WHAT YOU WILL DO
Check every line of the entries for "overlay", and copy the lines that hold it.

# # # #

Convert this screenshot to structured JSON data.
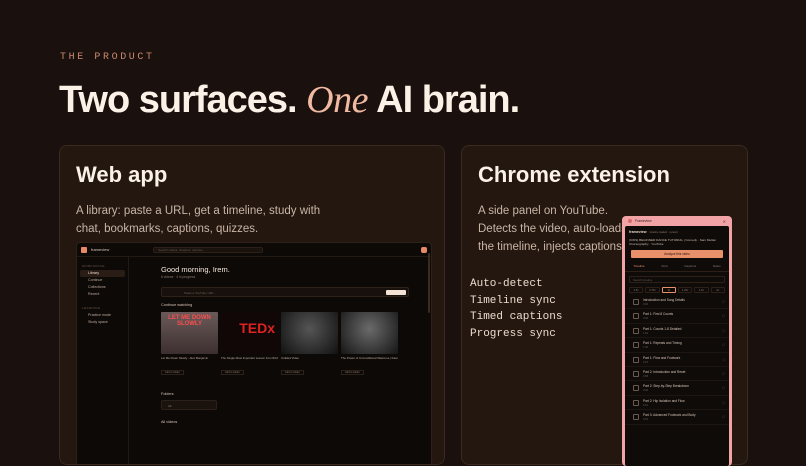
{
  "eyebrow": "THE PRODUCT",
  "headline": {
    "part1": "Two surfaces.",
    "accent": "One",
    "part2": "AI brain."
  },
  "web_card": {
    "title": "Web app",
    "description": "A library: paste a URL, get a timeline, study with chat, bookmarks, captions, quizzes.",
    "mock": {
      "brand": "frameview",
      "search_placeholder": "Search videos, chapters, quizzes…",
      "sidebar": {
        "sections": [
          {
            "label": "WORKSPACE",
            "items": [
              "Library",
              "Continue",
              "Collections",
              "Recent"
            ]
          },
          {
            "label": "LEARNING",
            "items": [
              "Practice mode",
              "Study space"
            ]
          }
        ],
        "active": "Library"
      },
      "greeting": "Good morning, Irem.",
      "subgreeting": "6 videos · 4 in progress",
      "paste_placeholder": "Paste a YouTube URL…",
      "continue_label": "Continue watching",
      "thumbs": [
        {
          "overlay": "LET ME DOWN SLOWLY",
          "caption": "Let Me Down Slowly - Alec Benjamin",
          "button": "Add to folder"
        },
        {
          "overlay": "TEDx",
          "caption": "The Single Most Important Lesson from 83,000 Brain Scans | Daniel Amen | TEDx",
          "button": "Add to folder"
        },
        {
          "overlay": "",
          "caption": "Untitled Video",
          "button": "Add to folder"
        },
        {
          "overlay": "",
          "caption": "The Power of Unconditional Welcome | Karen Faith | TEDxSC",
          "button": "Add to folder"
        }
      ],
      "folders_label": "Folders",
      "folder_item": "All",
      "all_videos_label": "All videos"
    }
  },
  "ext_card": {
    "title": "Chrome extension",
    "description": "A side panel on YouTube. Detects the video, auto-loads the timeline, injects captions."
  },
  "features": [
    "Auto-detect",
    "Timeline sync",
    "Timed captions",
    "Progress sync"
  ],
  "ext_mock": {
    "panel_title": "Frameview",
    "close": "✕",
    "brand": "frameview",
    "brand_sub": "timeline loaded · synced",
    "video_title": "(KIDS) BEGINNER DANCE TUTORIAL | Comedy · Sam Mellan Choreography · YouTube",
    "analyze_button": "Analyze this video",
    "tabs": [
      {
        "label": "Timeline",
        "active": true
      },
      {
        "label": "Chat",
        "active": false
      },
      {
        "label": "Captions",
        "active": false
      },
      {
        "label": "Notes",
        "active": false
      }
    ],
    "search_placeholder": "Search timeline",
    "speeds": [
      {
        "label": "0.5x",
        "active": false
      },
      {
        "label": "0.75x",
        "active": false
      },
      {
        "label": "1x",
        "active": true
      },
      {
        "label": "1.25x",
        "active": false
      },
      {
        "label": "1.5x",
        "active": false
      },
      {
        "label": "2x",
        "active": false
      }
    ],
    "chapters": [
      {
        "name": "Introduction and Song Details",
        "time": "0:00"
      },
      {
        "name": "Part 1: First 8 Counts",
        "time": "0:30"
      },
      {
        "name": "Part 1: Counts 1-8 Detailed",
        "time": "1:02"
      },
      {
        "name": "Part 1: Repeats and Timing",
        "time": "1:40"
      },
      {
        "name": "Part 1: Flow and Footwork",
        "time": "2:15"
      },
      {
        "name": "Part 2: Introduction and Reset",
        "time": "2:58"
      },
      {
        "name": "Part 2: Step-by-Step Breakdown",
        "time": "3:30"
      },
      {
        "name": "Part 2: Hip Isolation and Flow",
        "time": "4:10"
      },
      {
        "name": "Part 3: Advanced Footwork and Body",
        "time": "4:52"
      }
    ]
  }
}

# # # #

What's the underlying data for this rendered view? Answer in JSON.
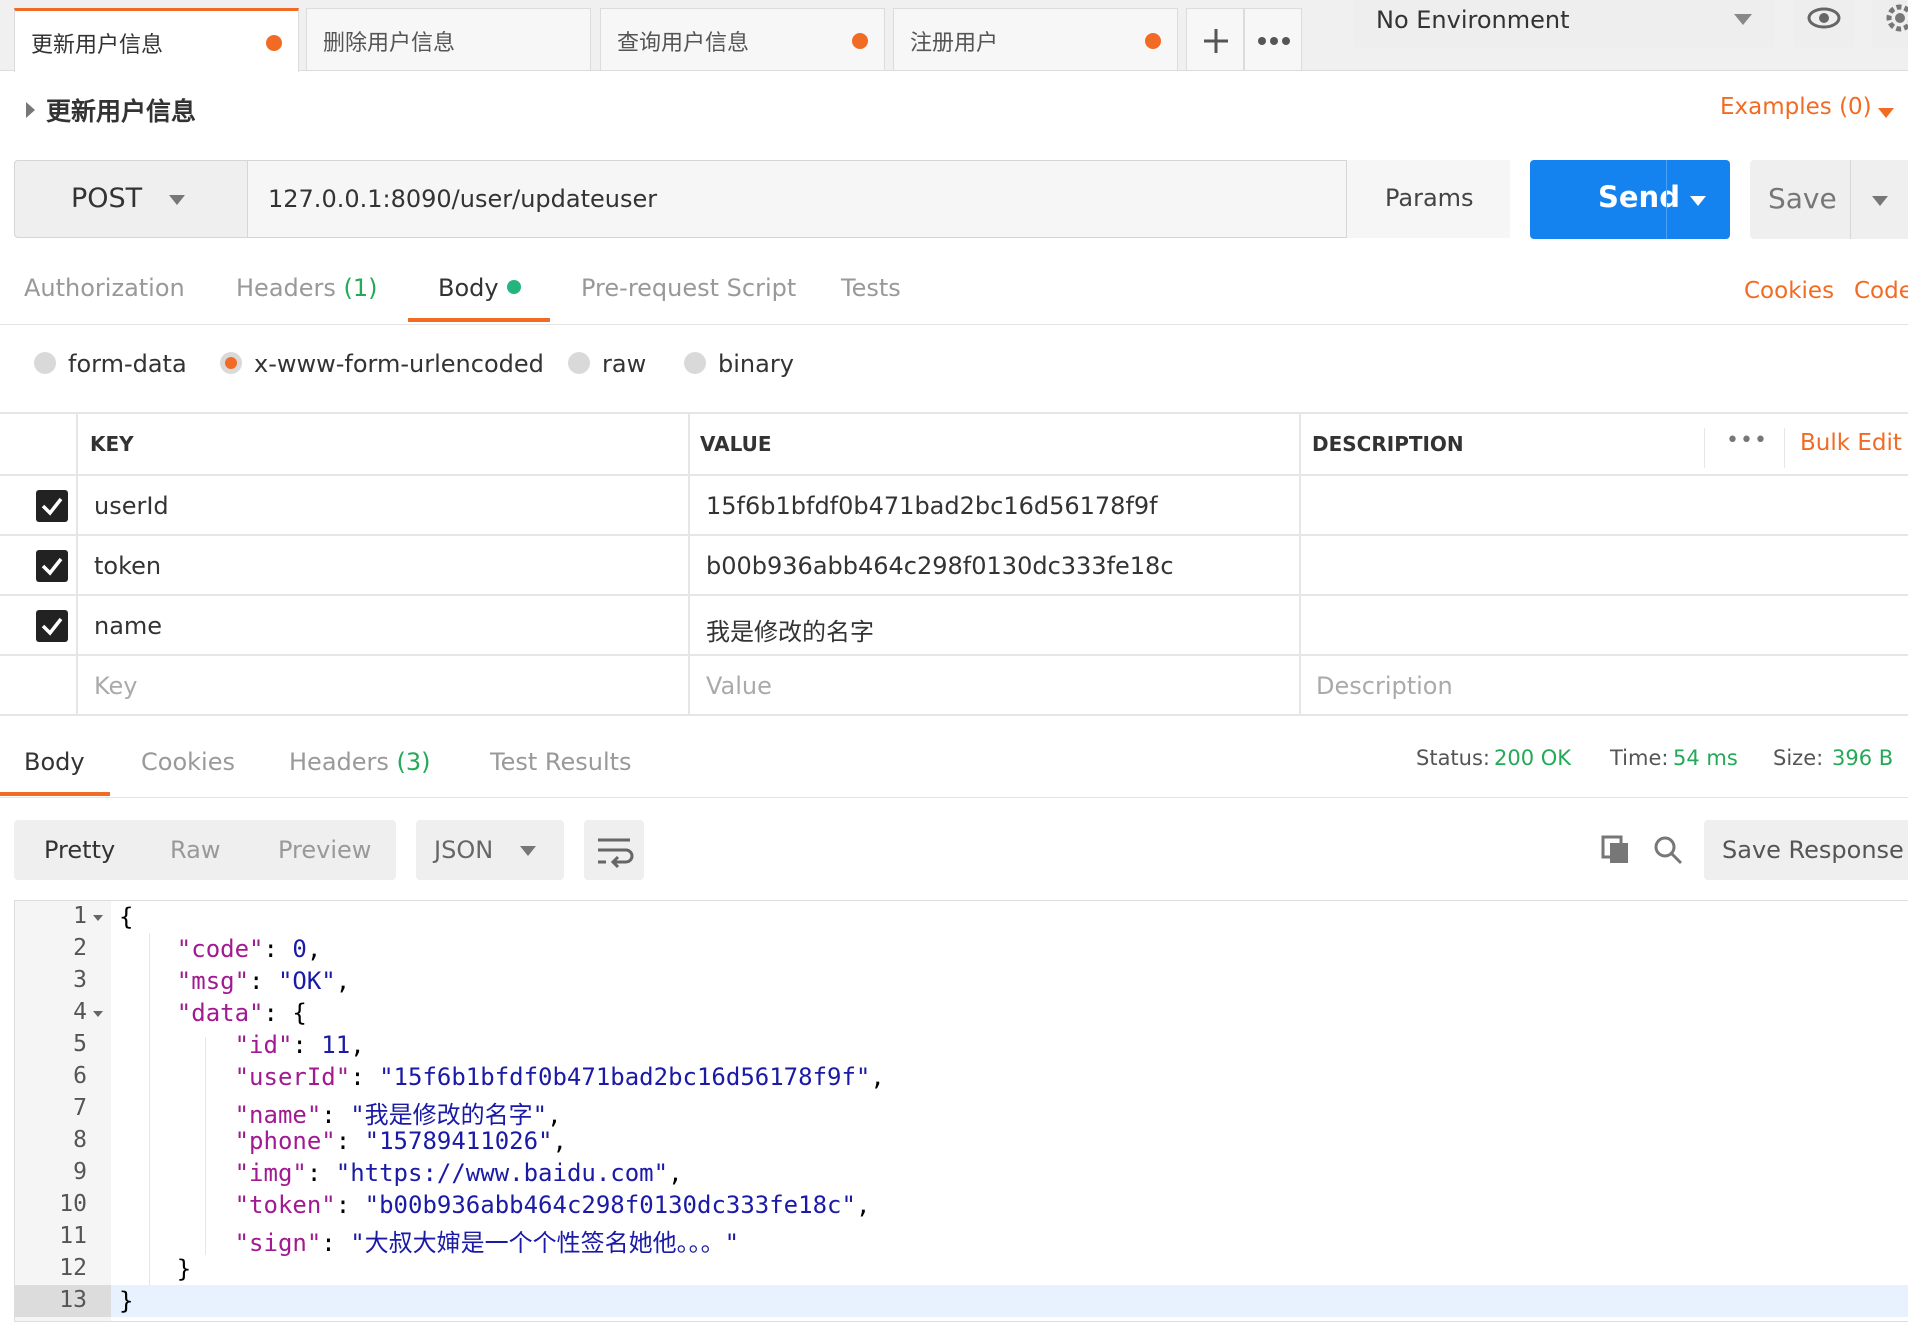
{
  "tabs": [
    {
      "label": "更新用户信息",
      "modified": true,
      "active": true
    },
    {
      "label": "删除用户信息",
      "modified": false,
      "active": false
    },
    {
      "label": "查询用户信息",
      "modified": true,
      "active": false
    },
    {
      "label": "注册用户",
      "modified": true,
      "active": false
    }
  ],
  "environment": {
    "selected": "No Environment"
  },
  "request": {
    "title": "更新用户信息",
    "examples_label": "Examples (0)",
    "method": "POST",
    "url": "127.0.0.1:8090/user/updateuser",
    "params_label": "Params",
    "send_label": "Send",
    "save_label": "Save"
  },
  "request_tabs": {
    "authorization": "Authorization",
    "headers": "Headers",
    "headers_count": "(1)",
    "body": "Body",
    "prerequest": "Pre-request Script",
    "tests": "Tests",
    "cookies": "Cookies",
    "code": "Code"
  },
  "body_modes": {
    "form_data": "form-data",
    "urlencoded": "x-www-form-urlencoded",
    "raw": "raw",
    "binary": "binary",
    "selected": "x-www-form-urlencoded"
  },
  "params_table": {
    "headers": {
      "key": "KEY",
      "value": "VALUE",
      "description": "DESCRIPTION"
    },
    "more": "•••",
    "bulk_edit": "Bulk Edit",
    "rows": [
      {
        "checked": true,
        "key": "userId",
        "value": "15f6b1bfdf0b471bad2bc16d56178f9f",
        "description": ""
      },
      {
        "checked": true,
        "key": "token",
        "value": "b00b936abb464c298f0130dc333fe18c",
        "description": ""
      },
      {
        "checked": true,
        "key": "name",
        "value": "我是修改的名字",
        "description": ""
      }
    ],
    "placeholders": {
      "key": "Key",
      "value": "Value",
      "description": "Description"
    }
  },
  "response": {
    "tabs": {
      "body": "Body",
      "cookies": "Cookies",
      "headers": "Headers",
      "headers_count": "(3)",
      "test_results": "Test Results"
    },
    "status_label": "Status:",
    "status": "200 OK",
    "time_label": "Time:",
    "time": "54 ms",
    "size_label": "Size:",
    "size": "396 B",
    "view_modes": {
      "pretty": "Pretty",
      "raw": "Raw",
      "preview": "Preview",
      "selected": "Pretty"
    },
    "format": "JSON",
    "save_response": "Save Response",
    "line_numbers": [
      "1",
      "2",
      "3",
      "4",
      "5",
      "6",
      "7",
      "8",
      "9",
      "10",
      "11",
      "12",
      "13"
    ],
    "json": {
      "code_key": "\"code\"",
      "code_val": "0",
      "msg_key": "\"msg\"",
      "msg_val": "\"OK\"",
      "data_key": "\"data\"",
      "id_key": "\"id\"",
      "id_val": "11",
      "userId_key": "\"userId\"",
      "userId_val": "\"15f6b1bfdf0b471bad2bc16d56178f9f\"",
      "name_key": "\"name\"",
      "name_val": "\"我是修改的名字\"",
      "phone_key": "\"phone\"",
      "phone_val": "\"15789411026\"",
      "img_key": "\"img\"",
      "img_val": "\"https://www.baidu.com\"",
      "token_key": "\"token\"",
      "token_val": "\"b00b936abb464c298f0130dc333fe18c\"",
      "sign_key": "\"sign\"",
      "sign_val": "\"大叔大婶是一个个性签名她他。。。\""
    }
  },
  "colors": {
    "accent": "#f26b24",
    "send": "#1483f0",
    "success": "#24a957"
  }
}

# # # #

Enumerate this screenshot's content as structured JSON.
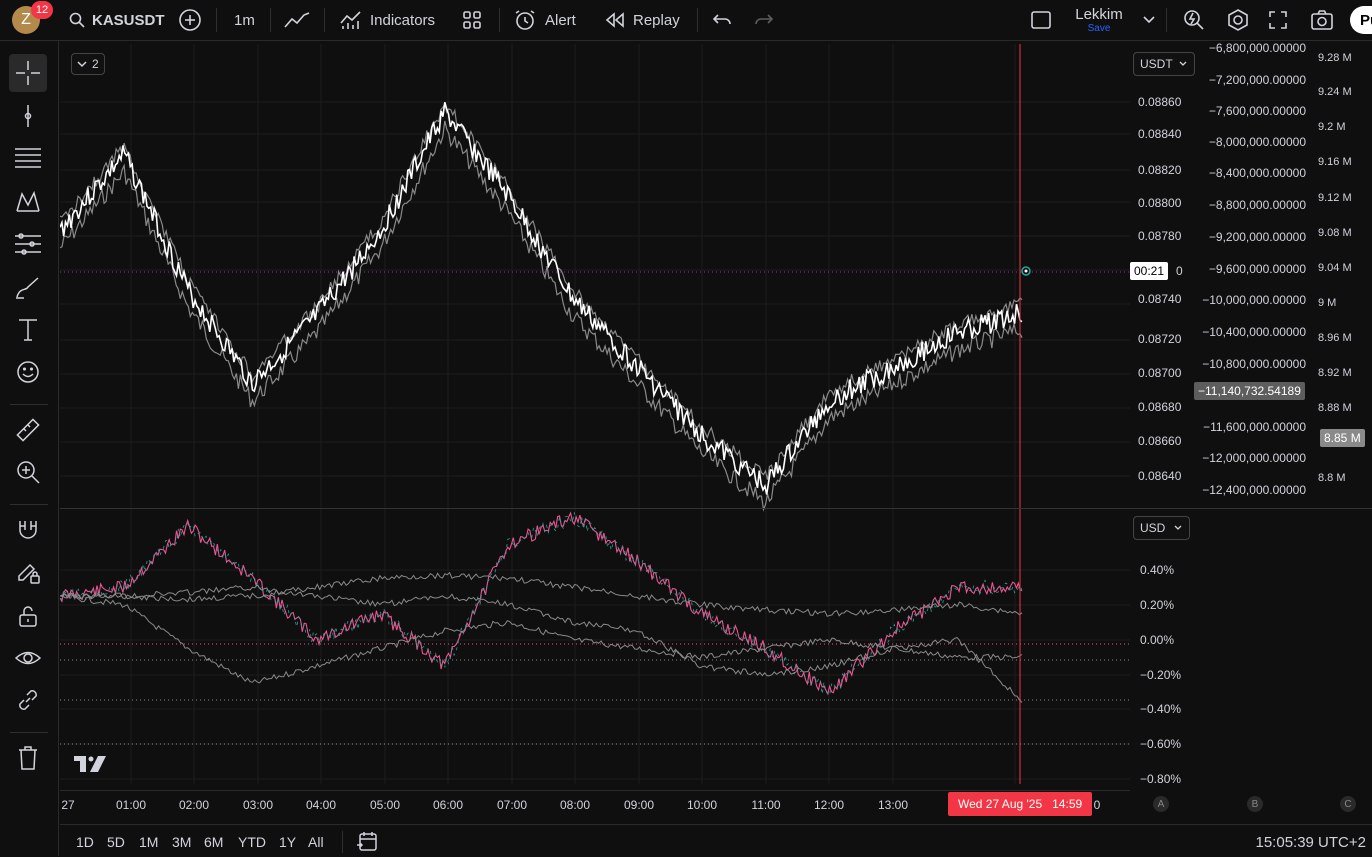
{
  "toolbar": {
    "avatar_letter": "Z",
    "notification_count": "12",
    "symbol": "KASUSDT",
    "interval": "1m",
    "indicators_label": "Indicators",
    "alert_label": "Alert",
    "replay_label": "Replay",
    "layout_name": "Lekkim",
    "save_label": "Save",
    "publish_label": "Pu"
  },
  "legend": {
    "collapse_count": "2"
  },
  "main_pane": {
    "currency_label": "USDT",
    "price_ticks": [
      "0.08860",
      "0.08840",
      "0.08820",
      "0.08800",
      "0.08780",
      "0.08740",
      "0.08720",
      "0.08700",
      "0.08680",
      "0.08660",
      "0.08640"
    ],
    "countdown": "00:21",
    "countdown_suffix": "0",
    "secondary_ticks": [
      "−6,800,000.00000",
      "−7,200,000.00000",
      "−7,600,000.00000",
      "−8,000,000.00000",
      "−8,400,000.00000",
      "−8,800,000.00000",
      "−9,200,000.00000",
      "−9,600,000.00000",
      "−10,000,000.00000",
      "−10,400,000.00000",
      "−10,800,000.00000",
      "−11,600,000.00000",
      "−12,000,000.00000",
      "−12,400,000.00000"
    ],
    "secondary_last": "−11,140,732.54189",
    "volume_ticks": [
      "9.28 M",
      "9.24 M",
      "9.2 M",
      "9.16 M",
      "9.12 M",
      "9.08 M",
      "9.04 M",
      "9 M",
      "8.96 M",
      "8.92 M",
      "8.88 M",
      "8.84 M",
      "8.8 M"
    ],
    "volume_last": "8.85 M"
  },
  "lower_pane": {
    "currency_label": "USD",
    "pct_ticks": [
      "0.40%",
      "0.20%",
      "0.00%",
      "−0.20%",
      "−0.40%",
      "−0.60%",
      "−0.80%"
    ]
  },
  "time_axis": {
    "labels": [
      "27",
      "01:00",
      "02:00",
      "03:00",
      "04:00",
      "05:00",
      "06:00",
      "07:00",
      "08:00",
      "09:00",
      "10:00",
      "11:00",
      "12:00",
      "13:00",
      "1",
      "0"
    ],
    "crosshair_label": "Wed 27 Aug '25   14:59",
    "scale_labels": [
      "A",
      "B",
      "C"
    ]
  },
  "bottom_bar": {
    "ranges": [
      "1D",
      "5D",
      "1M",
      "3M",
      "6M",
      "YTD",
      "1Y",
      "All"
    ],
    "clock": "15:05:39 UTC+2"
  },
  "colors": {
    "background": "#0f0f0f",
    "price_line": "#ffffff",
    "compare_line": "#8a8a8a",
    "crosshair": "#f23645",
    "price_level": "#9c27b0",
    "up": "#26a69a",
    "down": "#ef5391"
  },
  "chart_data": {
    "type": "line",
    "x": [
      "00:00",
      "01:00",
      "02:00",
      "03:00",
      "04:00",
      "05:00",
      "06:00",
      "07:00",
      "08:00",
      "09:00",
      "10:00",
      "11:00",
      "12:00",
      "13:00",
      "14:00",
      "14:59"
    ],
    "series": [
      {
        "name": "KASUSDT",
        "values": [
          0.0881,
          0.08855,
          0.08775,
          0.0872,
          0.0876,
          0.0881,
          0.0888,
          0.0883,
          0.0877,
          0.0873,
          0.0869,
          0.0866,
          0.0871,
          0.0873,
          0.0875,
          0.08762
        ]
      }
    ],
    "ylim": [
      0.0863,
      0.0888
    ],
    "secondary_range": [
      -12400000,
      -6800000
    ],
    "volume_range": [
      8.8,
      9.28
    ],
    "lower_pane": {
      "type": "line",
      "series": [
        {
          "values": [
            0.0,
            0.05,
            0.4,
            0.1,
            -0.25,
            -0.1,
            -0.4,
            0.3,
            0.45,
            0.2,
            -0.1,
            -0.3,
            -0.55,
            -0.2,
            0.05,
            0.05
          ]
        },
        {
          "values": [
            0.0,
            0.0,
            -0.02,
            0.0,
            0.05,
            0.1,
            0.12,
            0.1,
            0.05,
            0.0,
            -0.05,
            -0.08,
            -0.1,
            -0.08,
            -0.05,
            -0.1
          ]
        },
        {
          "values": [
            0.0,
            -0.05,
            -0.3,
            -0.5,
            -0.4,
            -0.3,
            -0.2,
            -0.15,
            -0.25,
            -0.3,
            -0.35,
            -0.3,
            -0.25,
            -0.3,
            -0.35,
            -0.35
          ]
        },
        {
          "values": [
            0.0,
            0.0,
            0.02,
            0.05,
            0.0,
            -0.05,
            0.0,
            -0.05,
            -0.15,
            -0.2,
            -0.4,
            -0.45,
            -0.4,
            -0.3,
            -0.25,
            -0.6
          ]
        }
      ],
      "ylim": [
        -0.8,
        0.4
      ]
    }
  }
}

# # # #

OUTPUT
          "overlay": "LET ME DOWN SLOWLY",
          "overlay": "TEDx",
          "overlay": "",
          "overlay": "",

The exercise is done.